EXERCISE TASK: Pictures stay out; everything else in the records below is copied exactly.
┌─ DATASET EXTRACT
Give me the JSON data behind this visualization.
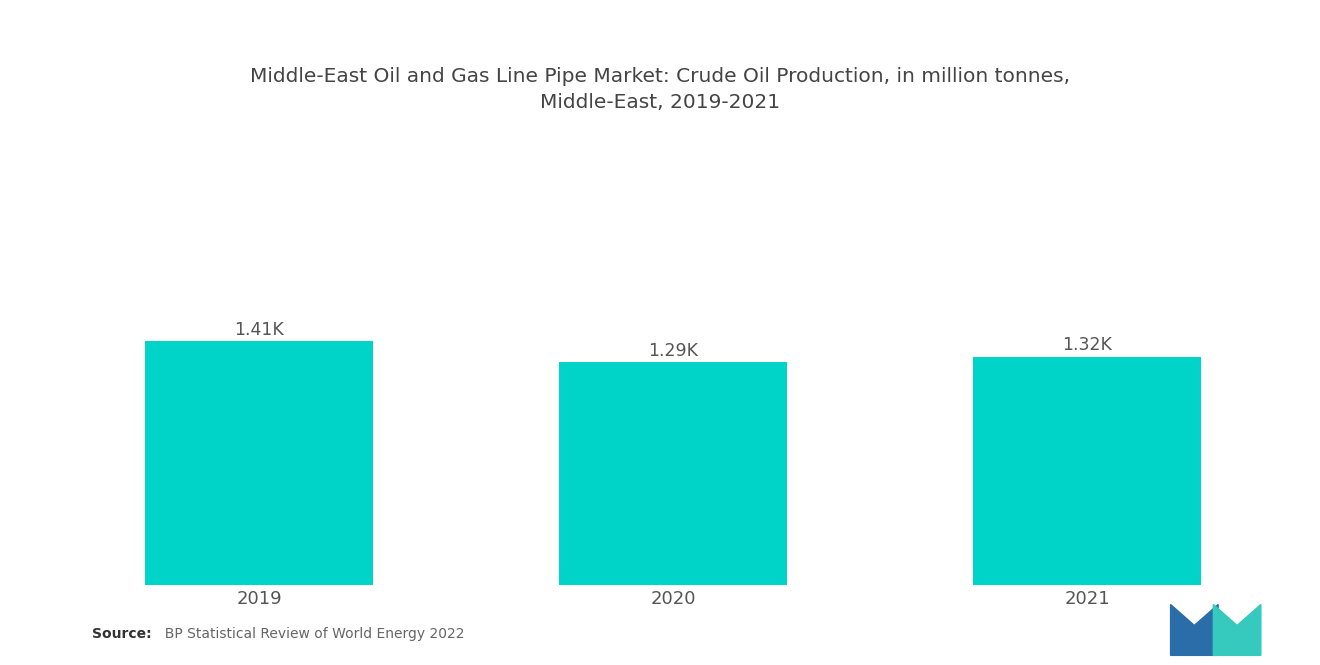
{
  "title": "Middle-East Oil and Gas Line Pipe Market: Crude Oil Production, in million tonnes,\nMiddle-East, 2019-2021",
  "categories": [
    "2019",
    "2020",
    "2021"
  ],
  "values": [
    1410,
    1290,
    1320
  ],
  "bar_labels": [
    "1.41K",
    "1.29K",
    "1.32K"
  ],
  "bar_color": "#00D4C8",
  "background_color": "#ffffff",
  "title_fontsize": 14.5,
  "bar_label_fontsize": 12.5,
  "xtick_fontsize": 13,
  "source_bold": "Source:",
  "source_rest": "  BP Statistical Review of World Energy 2022",
  "ylim": [
    0,
    2000
  ],
  "bar_width": 0.55,
  "logo_blue": "#2B6DA8",
  "logo_teal": "#36C9BE"
}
└─
WORKED ANSWER:
Give me the JSON data behind this visualization.
{
  "title": "Middle-East Oil and Gas Line Pipe Market: Crude Oil Production, in million tonnes,\nMiddle-East, 2019-2021",
  "categories": [
    "2019",
    "2020",
    "2021"
  ],
  "values": [
    1410,
    1290,
    1320
  ],
  "bar_labels": [
    "1.41K",
    "1.29K",
    "1.32K"
  ],
  "bar_color": "#00D4C8",
  "background_color": "#ffffff",
  "title_fontsize": 14.5,
  "bar_label_fontsize": 12.5,
  "xtick_fontsize": 13,
  "source_bold": "Source:",
  "source_rest": "  BP Statistical Review of World Energy 2022",
  "ylim": [
    0,
    2000
  ],
  "bar_width": 0.55,
  "logo_blue": "#2B6DA8",
  "logo_teal": "#36C9BE"
}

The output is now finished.